Written task → Write out every line of the material as it stands, apart from the pictures.

Chart and figure data:

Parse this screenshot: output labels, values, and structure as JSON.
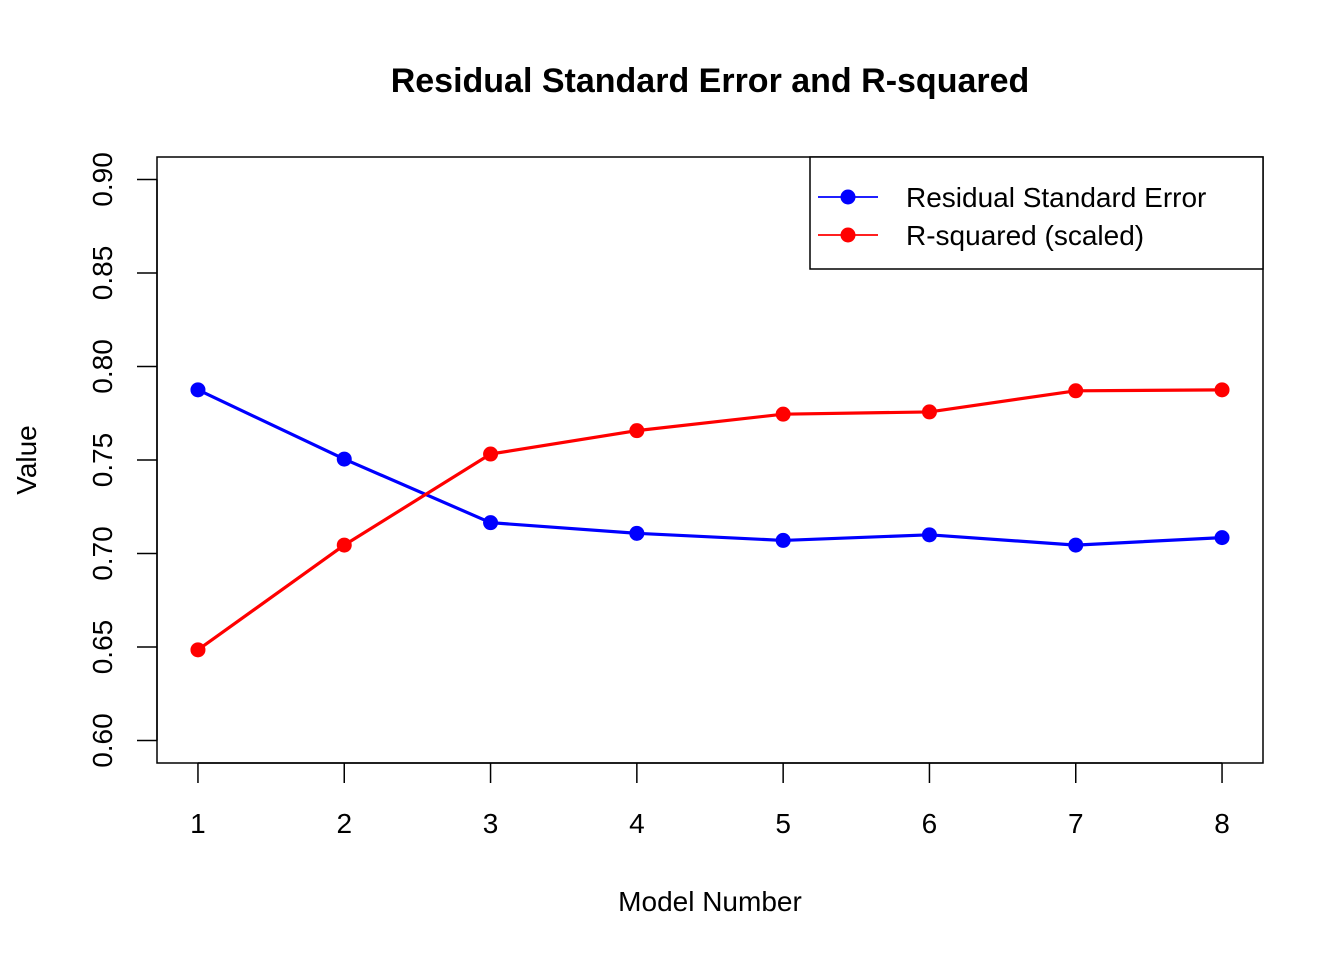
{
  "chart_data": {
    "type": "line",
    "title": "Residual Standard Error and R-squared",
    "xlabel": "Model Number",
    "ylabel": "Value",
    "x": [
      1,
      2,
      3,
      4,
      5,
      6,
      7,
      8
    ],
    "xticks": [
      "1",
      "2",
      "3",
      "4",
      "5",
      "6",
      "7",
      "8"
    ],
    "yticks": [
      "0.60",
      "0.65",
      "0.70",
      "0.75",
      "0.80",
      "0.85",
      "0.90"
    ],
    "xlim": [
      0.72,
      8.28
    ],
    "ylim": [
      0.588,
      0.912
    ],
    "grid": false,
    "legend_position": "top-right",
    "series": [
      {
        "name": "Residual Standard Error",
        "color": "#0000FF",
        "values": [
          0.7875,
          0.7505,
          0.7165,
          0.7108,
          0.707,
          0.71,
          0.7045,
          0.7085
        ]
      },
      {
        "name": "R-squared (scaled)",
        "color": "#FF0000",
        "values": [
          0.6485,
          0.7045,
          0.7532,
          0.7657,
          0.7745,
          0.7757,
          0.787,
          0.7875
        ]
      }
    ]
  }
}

Response for this exercise →
Parse this screenshot: output labels, values, and structure as JSON.
{
  "chart_data": {
    "type": "line",
    "title": "Residual Standard Error and R-squared",
    "xlabel": "Model Number",
    "ylabel": "Value",
    "x": [
      1,
      2,
      3,
      4,
      5,
      6,
      7,
      8
    ],
    "xticks": [
      "1",
      "2",
      "3",
      "4",
      "5",
      "6",
      "7",
      "8"
    ],
    "yticks": [
      "0.60",
      "0.65",
      "0.70",
      "0.75",
      "0.80",
      "0.85",
      "0.90"
    ],
    "xlim": [
      0.72,
      8.28
    ],
    "ylim": [
      0.588,
      0.912
    ],
    "grid": false,
    "legend_position": "top-right",
    "series": [
      {
        "name": "Residual Standard Error",
        "color": "#0000FF",
        "values": [
          0.7875,
          0.7505,
          0.7165,
          0.7108,
          0.707,
          0.71,
          0.7045,
          0.7085
        ]
      },
      {
        "name": "R-squared (scaled)",
        "color": "#FF0000",
        "values": [
          0.6485,
          0.7045,
          0.7532,
          0.7657,
          0.7745,
          0.7757,
          0.787,
          0.7875
        ]
      }
    ]
  }
}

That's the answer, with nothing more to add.